» Your objective: Write out the material exactly, with the pictures left out.

Collected data entries:
%%

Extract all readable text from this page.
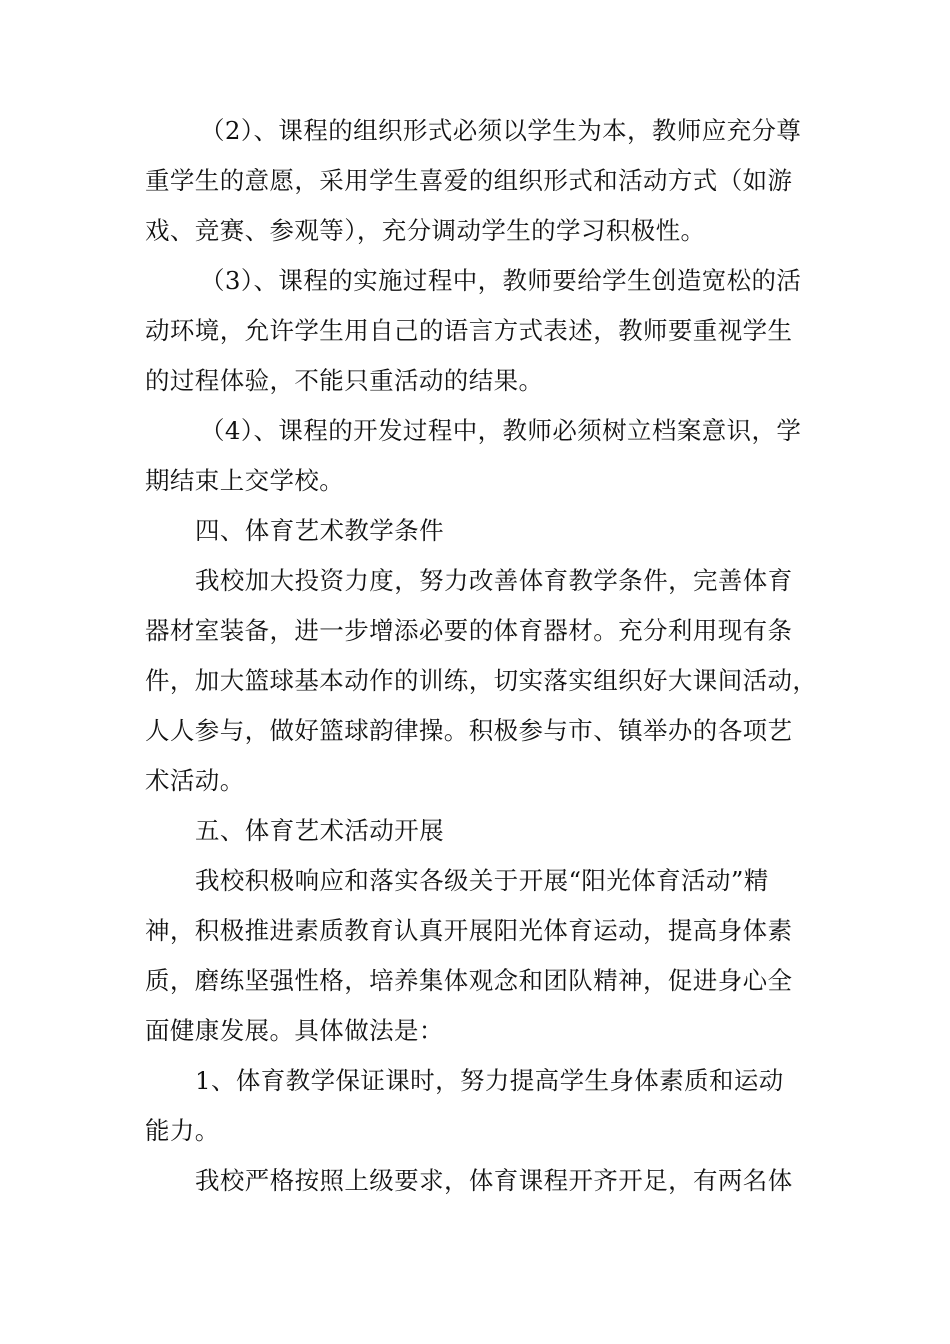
（2）、课程的组织形式必须以学生为本，教师应充分尊
重学生的意愿，采用学生喜爱的组织形式和活动方式（如游
戏、竞赛、参观等），充分调动学生的学习积极性。
（3）、课程的实施过程中，教师要给学生创造宽松的活
动环境，允许学生用自己的语言方式表述，教师要重视学生
的过程体验，不能只重活动的结果。
（4）、课程的开发过程中，教师必须树立档案意识，学
期结束上交学校。
四、体育艺术教学条件
我校加大投资力度，努力改善体育教学条件，完善体育
器材室装备，进一步增添必要的体育器材。充分利用现有条
件，加大篮球基本动作的训练，切实落实组织好大课间活动，
人人参与，做好篮球韵律操。积极参与市、镇举办的各项艺
术活动。
五、体育艺术活动开展
我校积极响应和落实各级关于开展“阳光体育活动”精
神，积极推进素质教育认真开展阳光体育运动，提高身体素
质，磨练坚强性格，培养集体观念和团队精神，促进身心全
面健康发展。具体做法是：
1、体育教学保证课时，努力提高学生身体素质和运动
能力。
我校严格按照上级要求，体育课程开齐开足，有两名体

%%

» Expected answer:
Extract all readable text from this page.
（2）、课程的组织形式必须以学生为本，教师应充分尊
重学生的意愿，采用学生喜爱的组织形式和活动方式（如游
戏、竞赛、参观等），充分调动学生的学习积极性。
（3）、课程的实施过程中，教师要给学生创造宽松的活
动环境，允许学生用自己的语言方式表述，教师要重视学生
的过程体验，不能只重活动的结果。
（4）、课程的开发过程中，教师必须树立档案意识，学
期结束上交学校。
四、体育艺术教学条件
我校加大投资力度，努力改善体育教学条件，完善体育
器材室装备，进一步增添必要的体育器材。充分利用现有条
件，加大篮球基本动作的训练，切实落实组织好大课间活动，
人人参与，做好篮球韵律操。积极参与市、镇举办的各项艺
术活动。
五、体育艺术活动开展
我校积极响应和落实各级关于开展“阳光体育活动”精
神，积极推进素质教育认真开展阳光体育运动，提高身体素
质，磨练坚强性格，培养集体观念和团队精神，促进身心全
面健康发展。具体做法是：
1、体育教学保证课时，努力提高学生身体素质和运动
能力。
我校严格按照上级要求，体育课程开齐开足，有两名体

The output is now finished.